Data entries for graphics
•••••
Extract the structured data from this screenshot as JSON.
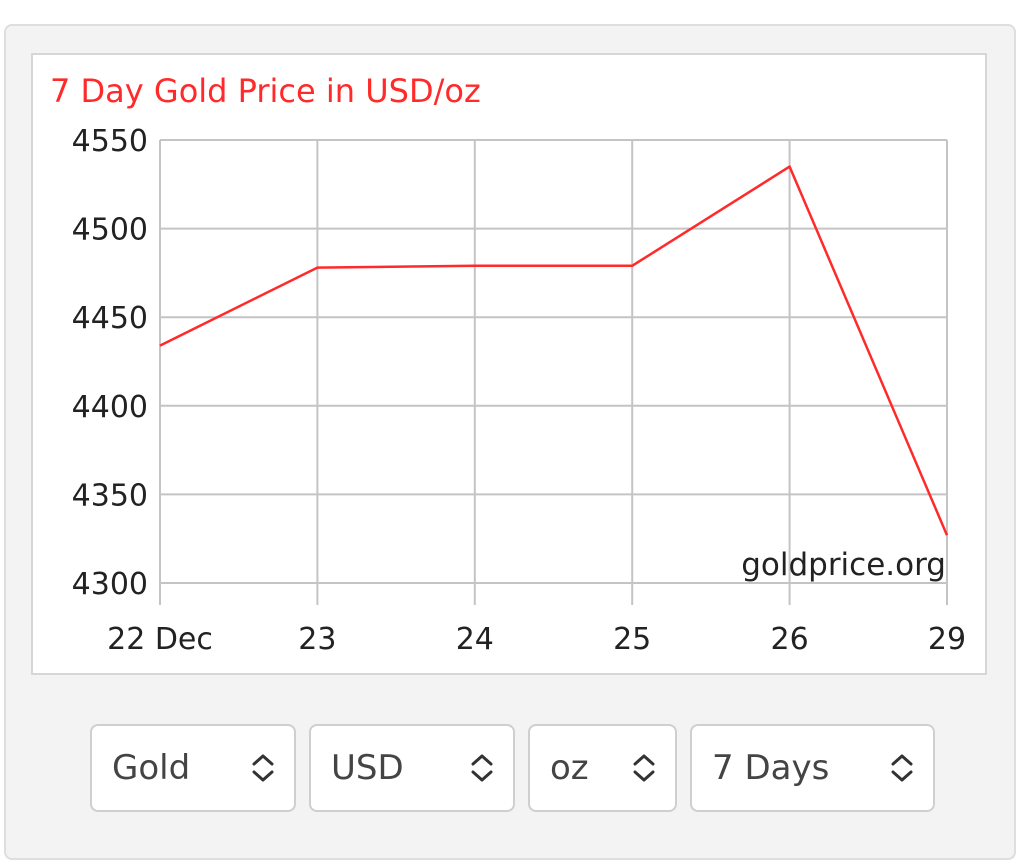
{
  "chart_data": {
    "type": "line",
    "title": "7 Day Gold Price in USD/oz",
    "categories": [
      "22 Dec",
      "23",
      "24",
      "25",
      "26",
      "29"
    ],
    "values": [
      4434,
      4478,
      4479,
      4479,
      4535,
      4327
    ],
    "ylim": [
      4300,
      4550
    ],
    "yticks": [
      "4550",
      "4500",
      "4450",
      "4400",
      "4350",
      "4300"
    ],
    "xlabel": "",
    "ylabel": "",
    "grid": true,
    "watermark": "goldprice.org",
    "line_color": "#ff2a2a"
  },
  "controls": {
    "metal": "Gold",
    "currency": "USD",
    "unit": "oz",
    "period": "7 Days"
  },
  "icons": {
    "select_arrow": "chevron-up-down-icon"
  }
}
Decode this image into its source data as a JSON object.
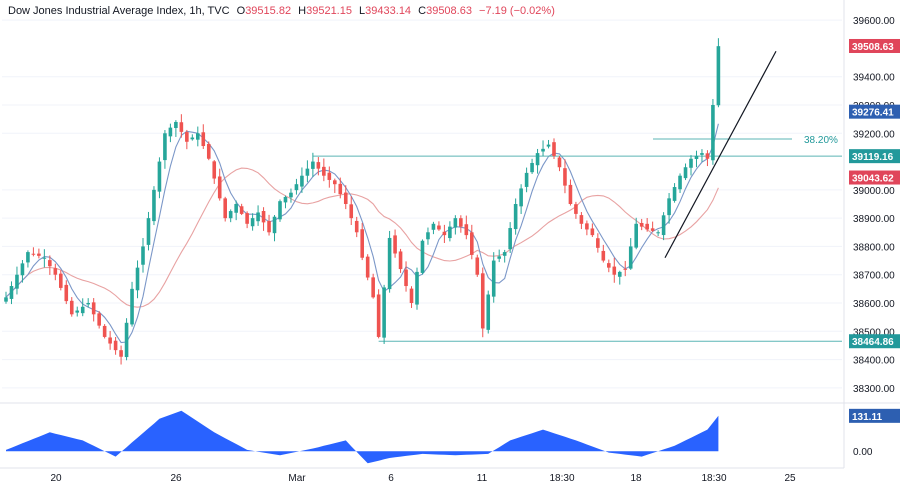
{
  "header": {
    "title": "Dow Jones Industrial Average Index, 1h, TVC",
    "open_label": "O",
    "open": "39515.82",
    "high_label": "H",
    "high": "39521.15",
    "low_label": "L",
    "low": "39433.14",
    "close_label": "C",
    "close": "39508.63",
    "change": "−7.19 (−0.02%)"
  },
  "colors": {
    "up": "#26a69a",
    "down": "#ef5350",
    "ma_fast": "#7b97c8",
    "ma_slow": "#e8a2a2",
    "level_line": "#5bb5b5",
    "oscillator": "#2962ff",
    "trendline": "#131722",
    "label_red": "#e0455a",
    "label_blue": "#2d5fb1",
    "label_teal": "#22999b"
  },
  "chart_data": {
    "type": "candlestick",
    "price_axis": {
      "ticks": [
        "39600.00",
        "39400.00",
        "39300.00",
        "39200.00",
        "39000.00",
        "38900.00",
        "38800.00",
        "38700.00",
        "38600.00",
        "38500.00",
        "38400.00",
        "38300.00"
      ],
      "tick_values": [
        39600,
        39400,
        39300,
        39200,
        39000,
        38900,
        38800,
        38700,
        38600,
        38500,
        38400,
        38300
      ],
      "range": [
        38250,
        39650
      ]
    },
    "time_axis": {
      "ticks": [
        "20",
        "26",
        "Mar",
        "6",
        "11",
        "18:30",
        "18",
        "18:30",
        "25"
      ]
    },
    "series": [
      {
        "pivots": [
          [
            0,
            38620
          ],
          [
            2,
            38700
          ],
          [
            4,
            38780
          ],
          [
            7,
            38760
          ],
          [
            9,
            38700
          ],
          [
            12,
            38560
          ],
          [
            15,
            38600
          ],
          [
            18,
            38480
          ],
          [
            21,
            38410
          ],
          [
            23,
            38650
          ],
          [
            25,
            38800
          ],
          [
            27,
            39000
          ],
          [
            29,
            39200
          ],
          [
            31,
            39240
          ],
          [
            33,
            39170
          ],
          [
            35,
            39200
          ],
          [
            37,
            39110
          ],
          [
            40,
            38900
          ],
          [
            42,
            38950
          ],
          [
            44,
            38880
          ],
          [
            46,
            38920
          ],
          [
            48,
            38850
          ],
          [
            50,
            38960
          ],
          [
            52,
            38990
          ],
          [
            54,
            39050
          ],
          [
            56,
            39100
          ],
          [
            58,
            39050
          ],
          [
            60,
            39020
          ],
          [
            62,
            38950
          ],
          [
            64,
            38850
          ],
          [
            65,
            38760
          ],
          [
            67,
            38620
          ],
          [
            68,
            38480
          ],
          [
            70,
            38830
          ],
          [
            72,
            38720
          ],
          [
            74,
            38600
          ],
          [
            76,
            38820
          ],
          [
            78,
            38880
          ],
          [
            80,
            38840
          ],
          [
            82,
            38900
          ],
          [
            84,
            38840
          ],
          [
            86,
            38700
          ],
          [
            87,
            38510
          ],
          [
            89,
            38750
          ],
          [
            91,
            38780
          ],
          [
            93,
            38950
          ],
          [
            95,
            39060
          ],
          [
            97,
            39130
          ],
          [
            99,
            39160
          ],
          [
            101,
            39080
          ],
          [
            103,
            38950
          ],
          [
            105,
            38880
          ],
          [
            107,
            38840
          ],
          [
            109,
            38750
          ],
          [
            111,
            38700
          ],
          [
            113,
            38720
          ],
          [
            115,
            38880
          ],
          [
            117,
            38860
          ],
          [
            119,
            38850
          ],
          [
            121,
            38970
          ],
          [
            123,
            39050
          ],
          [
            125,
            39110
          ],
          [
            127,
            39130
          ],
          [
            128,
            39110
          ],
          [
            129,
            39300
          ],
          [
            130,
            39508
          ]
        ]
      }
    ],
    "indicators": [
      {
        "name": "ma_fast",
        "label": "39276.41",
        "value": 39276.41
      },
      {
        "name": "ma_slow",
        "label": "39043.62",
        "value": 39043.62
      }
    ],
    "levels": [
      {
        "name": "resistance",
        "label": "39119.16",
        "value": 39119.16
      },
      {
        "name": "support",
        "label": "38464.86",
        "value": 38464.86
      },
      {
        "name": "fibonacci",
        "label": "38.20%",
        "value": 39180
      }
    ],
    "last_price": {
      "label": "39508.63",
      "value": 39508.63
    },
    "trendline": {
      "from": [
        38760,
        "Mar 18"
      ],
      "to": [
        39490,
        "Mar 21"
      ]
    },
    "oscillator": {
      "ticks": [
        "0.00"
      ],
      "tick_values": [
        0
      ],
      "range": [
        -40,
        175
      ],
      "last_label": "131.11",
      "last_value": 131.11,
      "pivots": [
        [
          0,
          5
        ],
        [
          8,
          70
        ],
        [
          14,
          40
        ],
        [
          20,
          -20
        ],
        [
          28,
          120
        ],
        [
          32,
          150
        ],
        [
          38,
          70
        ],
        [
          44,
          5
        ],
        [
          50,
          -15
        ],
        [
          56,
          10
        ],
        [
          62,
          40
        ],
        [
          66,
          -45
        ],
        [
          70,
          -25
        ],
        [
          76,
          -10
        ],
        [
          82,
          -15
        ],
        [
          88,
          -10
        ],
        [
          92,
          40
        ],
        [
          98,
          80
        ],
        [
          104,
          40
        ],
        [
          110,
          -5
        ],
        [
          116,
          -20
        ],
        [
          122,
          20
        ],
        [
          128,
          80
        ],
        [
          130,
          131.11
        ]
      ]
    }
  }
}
•••••
**Request:**
Quote the material word for word, dropping any images it holds.

**Exercise output:**
Extract the structured data from this screenshot as JSON.
{
  "chart_data": {
    "type": "line",
    "title": "7 Day Gold Price in USD/oz",
    "categories": [
      "22 Dec",
      "23",
      "24",
      "25",
      "26",
      "29"
    ],
    "values": [
      4434,
      4478,
      4479,
      4479,
      4535,
      4327
    ],
    "ylim": [
      4300,
      4550
    ],
    "yticks": [
      "4550",
      "4500",
      "4450",
      "4400",
      "4350",
      "4300"
    ],
    "xlabel": "",
    "ylabel": "",
    "grid": true,
    "watermark": "goldprice.org",
    "line_color": "#ff2a2a"
  },
  "controls": {
    "metal": "Gold",
    "currency": "USD",
    "unit": "oz",
    "period": "7 Days"
  },
  "icons": {
    "select_arrow": "chevron-up-down-icon"
  }
}
Decode this image into its source data as a JSON object.
{
  "header": {
    "title": "Dow Jones Industrial Average Index, 1h, TVC",
    "open_label": "O",
    "open": "39515.82",
    "high_label": "H",
    "high": "39521.15",
    "low_label": "L",
    "low": "39433.14",
    "close_label": "C",
    "close": "39508.63",
    "change": "−7.19 (−0.02%)"
  },
  "colors": {
    "up": "#26a69a",
    "down": "#ef5350",
    "ma_fast": "#7b97c8",
    "ma_slow": "#e8a2a2",
    "level_line": "#5bb5b5",
    "oscillator": "#2962ff",
    "trendline": "#131722",
    "label_red": "#e0455a",
    "label_blue": "#2d5fb1",
    "label_teal": "#22999b"
  },
  "chart_data": {
    "type": "candlestick",
    "price_axis": {
      "ticks": [
        "39600.00",
        "39400.00",
        "39300.00",
        "39200.00",
        "39000.00",
        "38900.00",
        "38800.00",
        "38700.00",
        "38600.00",
        "38500.00",
        "38400.00",
        "38300.00"
      ],
      "tick_values": [
        39600,
        39400,
        39300,
        39200,
        39000,
        38900,
        38800,
        38700,
        38600,
        38500,
        38400,
        38300
      ],
      "range": [
        38250,
        39650
      ]
    },
    "time_axis": {
      "ticks": [
        "20",
        "26",
        "Mar",
        "6",
        "11",
        "18:30",
        "18",
        "18:30",
        "25"
      ]
    },
    "series": [
      {
        "pivots": [
          [
            0,
            38620
          ],
          [
            2,
            38700
          ],
          [
            4,
            38780
          ],
          [
            7,
            38760
          ],
          [
            9,
            38700
          ],
          [
            12,
            38560
          ],
          [
            15,
            38600
          ],
          [
            18,
            38480
          ],
          [
            21,
            38410
          ],
          [
            23,
            38650
          ],
          [
            25,
            38800
          ],
          [
            27,
            39000
          ],
          [
            29,
            39200
          ],
          [
            31,
            39240
          ],
          [
            33,
            39170
          ],
          [
            35,
            39200
          ],
          [
            37,
            39110
          ],
          [
            40,
            38900
          ],
          [
            42,
            38950
          ],
          [
            44,
            38880
          ],
          [
            46,
            38920
          ],
          [
            48,
            38850
          ],
          [
            50,
            38960
          ],
          [
            52,
            38990
          ],
          [
            54,
            39050
          ],
          [
            56,
            39100
          ],
          [
            58,
            39050
          ],
          [
            60,
            39020
          ],
          [
            62,
            38950
          ],
          [
            64,
            38850
          ],
          [
            65,
            38760
          ],
          [
            67,
            38620
          ],
          [
            68,
            38480
          ],
          [
            70,
            38830
          ],
          [
            72,
            38720
          ],
          [
            74,
            38600
          ],
          [
            76,
            38820
          ],
          [
            78,
            38880
          ],
          [
            80,
            38840
          ],
          [
            82,
            38900
          ],
          [
            84,
            38840
          ],
          [
            86,
            38700
          ],
          [
            87,
            38510
          ],
          [
            89,
            38750
          ],
          [
            91,
            38780
          ],
          [
            93,
            38950
          ],
          [
            95,
            39060
          ],
          [
            97,
            39130
          ],
          [
            99,
            39160
          ],
          [
            101,
            39080
          ],
          [
            103,
            38950
          ],
          [
            105,
            38880
          ],
          [
            107,
            38840
          ],
          [
            109,
            38750
          ],
          [
            111,
            38700
          ],
          [
            113,
            38720
          ],
          [
            115,
            38880
          ],
          [
            117,
            38860
          ],
          [
            119,
            38850
          ],
          [
            121,
            38970
          ],
          [
            123,
            39050
          ],
          [
            125,
            39110
          ],
          [
            127,
            39130
          ],
          [
            128,
            39110
          ],
          [
            129,
            39300
          ],
          [
            130,
            39508
          ]
        ]
      }
    ],
    "indicators": [
      {
        "name": "ma_fast",
        "label": "39276.41",
        "value": 39276.41
      },
      {
        "name": "ma_slow",
        "label": "39043.62",
        "value": 39043.62
      }
    ],
    "levels": [
      {
        "name": "resistance",
        "label": "39119.16",
        "value": 39119.16
      },
      {
        "name": "support",
        "label": "38464.86",
        "value": 38464.86
      },
      {
        "name": "fibonacci",
        "label": "38.20%",
        "value": 39180
      }
    ],
    "last_price": {
      "label": "39508.63",
      "value": 39508.63
    },
    "trendline": {
      "from": [
        38760,
        "Mar 18"
      ],
      "to": [
        39490,
        "Mar 21"
      ]
    },
    "oscillator": {
      "ticks": [
        "0.00"
      ],
      "tick_values": [
        0
      ],
      "range": [
        -40,
        175
      ],
      "last_label": "131.11",
      "last_value": 131.11,
      "pivots": [
        [
          0,
          5
        ],
        [
          8,
          70
        ],
        [
          14,
          40
        ],
        [
          20,
          -20
        ],
        [
          28,
          120
        ],
        [
          32,
          150
        ],
        [
          38,
          70
        ],
        [
          44,
          5
        ],
        [
          50,
          -15
        ],
        [
          56,
          10
        ],
        [
          62,
          40
        ],
        [
          66,
          -45
        ],
        [
          70,
          -25
        ],
        [
          76,
          -10
        ],
        [
          82,
          -15
        ],
        [
          88,
          -10
        ],
        [
          92,
          40
        ],
        [
          98,
          80
        ],
        [
          104,
          40
        ],
        [
          110,
          -5
        ],
        [
          116,
          -20
        ],
        [
          122,
          20
        ],
        [
          128,
          80
        ],
        [
          130,
          131.11
        ]
      ]
    }
  }
}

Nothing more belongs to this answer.